**Task directions**
Look through the lines below and extract any with the word "Sales".

**Exercise input**
## begin

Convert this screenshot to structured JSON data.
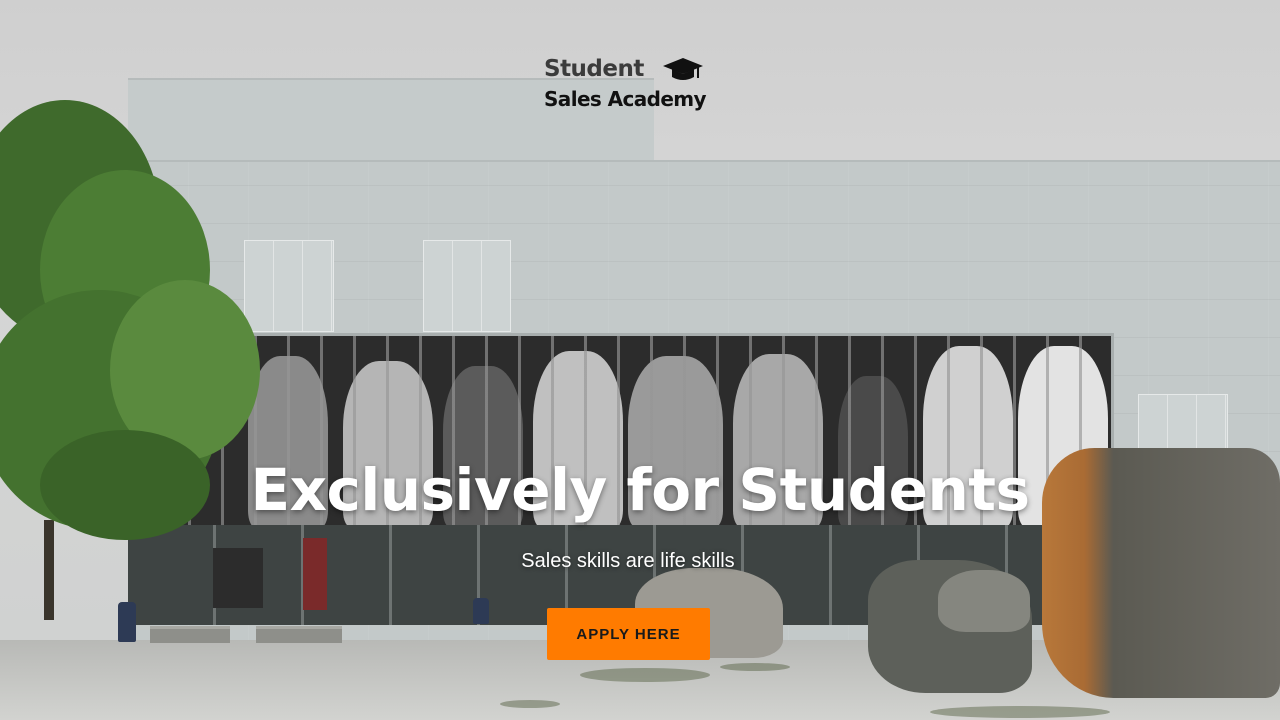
{
  "brand": {
    "line1": "Student",
    "line2": "Sales Academy",
    "icon": "graduation-cap-icon"
  },
  "hero": {
    "headline": "Exclusively for Students",
    "subheadline": "Sales skills are life skills",
    "cta_label": "APPLY HERE"
  },
  "colors": {
    "cta_background": "#ff7b00",
    "headline_text": "#ffffff",
    "logo_text": "#111111"
  }
}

## end

**Result**
    "line2": "Sales Academy",
    "subheadline": "Sales skills are life skills",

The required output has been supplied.